** start of Information provided **

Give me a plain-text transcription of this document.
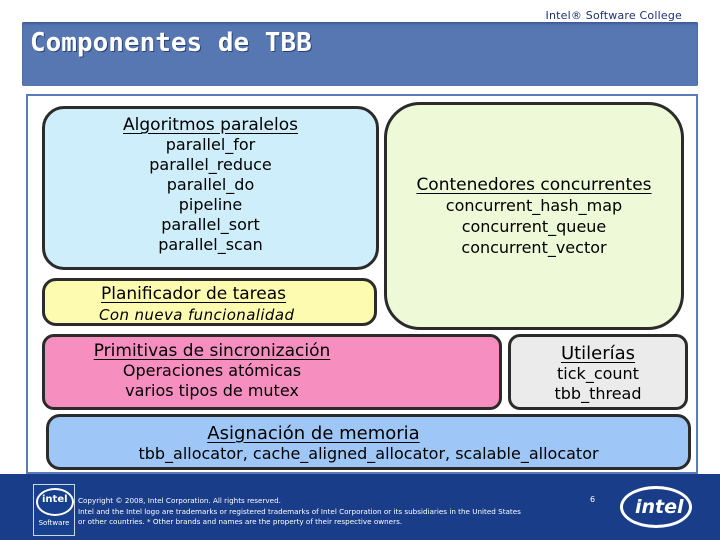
Intel® Software College
Componentes de TBB
Algoritmos paralelos
parallel_for
parallel_reduce
parallel_do
pipeline
parallel_sort
parallel_scan
Contenedores concurrentes
concurrent_hash_map
concurrent_queue
concurrent_vector
Planificador de tareas
Con nueva funcionalidad
Primitivas de sincronización
Operaciones atómicas
varios tipos de mutex
Utilerías
tick_count
tbb_thread
Asignación de memoria
tbb_allocator, cache_aligned_allocator, scalable_allocator
intel
Software
Copyright © 2008, Intel Corporation. All rights reserved.
Intel and the Intel logo are trademarks or registered trademarks of Intel Corporation or its subsidiaries in the United States
or other countries. * Other brands and names are the property of their respective owners.
6 intel
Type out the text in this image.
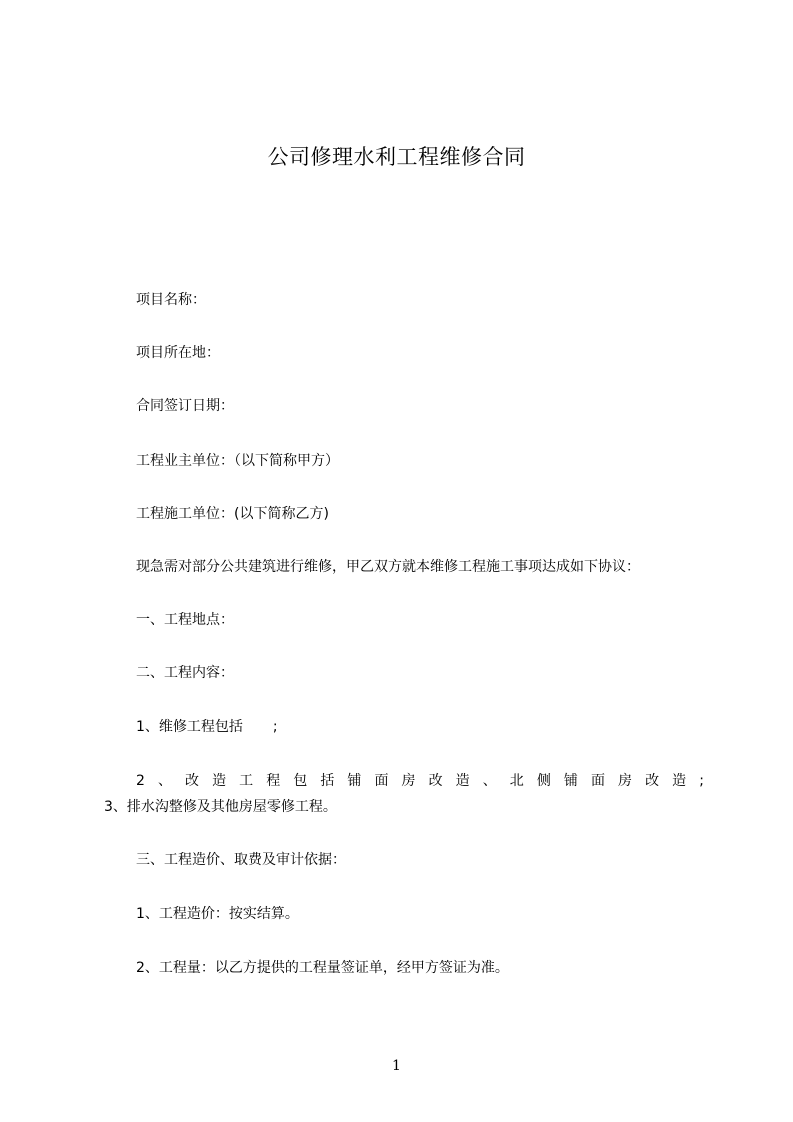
公司修理水利工程维修合同
项目名称：
项目所在地：
合同签订日期：
工程业主单位：（以下简称甲方）
工程施工单位：(以下简称乙方)
现急需对部分公共建筑进行维修，甲乙双方就本维修工程施工事项达成如下协议：
一、工程地点：
二、工程内容：
1、维修工程包括 ;
2 、 改 造 工 程 包 括 铺 面 房 改 造 、 北 侧 铺 面 房 改 造 ;
3、排水沟整修及其他房屋零修工程。
三、工程造价、取费及审计依据：
1、工程造价：按实结算。
2、工程量：以乙方提供的工程量签证单，经甲方签证为准。
1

** end of Information provided **

= What the exercise asks =
Search the records for the word "text". Copy every line that has it.

= Answer below =
Give me a plain-text transcription of this document.
Type out the text in this image.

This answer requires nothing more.